PROBLEM TO WORK ON –
Reproduce all the material exactly, minus any pictures it holds.

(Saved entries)
===============

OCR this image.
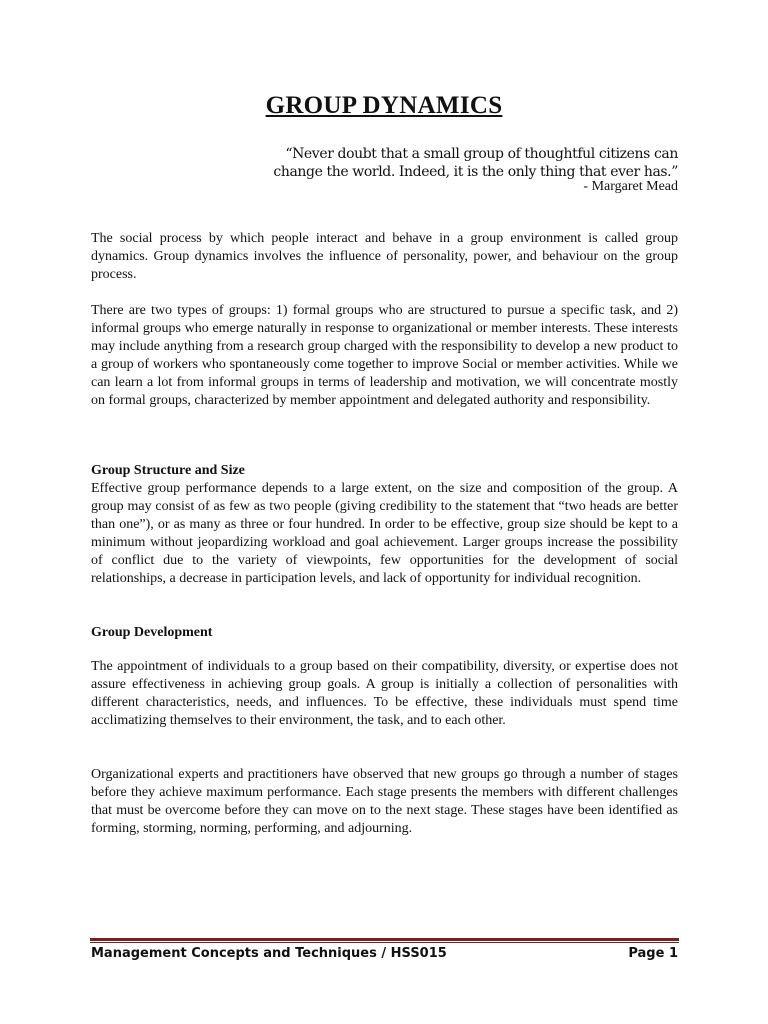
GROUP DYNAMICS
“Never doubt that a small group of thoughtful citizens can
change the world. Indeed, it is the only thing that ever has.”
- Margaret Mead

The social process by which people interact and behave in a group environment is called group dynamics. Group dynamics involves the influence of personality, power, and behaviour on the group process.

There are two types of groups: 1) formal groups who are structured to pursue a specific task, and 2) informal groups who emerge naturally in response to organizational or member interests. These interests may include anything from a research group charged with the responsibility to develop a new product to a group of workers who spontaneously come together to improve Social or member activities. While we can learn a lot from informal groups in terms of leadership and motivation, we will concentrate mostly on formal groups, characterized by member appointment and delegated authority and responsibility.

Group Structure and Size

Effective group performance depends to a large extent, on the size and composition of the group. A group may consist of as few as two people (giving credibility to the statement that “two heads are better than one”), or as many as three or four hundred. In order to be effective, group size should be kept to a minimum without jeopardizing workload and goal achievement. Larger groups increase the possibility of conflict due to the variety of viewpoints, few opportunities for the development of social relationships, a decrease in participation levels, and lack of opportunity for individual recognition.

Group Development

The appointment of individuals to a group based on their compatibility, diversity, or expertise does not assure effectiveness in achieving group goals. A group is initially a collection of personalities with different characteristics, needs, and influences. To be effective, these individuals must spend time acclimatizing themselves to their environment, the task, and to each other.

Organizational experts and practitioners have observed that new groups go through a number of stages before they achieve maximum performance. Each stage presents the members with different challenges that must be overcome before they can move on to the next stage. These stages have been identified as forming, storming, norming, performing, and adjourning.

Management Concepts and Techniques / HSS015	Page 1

===============

EXERCISE RESPONSE –
OCR this image.
GROUP DYNAMICS
“Never doubt that a small group of thoughtful citizens can
change the world. Indeed, it is the only thing that ever has.”
- Margaret Mead

The social process by which people interact and behave in a group environment is called group dynamics. Group dynamics involves the influence of personality, power, and behaviour on the group process.

There are two types of groups: 1) formal groups who are structured to pursue a specific task, and 2) informal groups who emerge naturally in response to organizational or member interests. These interests may include anything from a research group charged with the responsibility to develop a new product to a group of workers who spontaneously come together to improve Social or member activities. While we can learn a lot from informal groups in terms of leadership and motivation, we will concentrate mostly on formal groups, characterized by member appointment and delegated authority and responsibility.

Group Structure and Size

Effective group performance depends to a large extent, on the size and composition of the group. A group may consist of as few as two people (giving credibility to the statement that “two heads are better than one”), or as many as three or four hundred. In order to be effective, group size should be kept to a minimum without jeopardizing workload and goal achievement. Larger groups increase the possibility of conflict due to the variety of viewpoints, few opportunities for the development of social relationships, a decrease in participation levels, and lack of opportunity for individual recognition.

Group Development

The appointment of individuals to a group based on their compatibility, diversity, or expertise does not assure effectiveness in achieving group goals. A group is initially a collection of personalities with different characteristics, needs, and influences. To be effective, these individuals must spend time acclimatizing themselves to their environment, the task, and to each other.

Organizational experts and practitioners have observed that new groups go through a number of stages before they achieve maximum performance. Each stage presents the members with different challenges that must be overcome before they can move on to the next stage. These stages have been identified as forming, storming, norming, performing, and adjourning.

Management Concepts and Techniques / HSS015	Page 1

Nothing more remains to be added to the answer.